To do: Determine how many lines of the material hold the string "报告单位为" and reply with only that number.

**** Recorded data ****

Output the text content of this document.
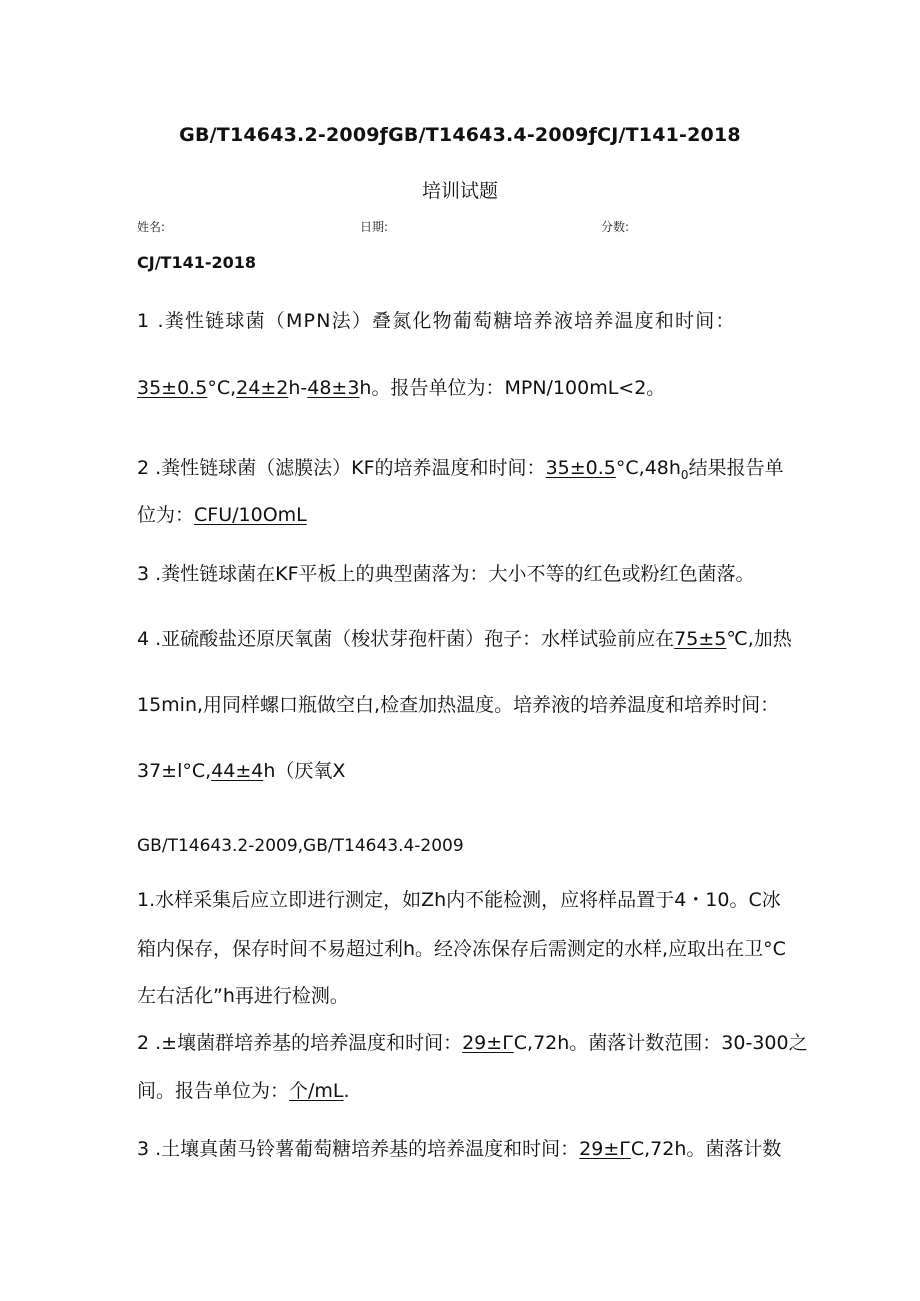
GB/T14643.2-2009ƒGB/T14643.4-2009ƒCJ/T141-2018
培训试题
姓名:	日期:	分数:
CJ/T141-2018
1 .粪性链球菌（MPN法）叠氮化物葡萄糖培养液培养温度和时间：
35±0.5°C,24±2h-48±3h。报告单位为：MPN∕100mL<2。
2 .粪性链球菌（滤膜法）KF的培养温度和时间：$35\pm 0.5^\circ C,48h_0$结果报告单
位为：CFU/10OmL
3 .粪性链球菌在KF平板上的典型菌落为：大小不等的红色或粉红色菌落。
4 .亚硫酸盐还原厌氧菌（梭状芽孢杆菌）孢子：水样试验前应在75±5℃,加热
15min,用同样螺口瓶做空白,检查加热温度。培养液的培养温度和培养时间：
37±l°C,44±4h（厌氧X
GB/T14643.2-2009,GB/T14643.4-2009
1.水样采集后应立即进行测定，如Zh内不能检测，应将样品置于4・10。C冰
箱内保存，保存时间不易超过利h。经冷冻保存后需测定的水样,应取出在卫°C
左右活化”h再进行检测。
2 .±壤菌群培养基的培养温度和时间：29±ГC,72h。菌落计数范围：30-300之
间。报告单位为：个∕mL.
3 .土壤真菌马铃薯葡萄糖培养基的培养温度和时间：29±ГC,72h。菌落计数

****

Solution to the problem: 2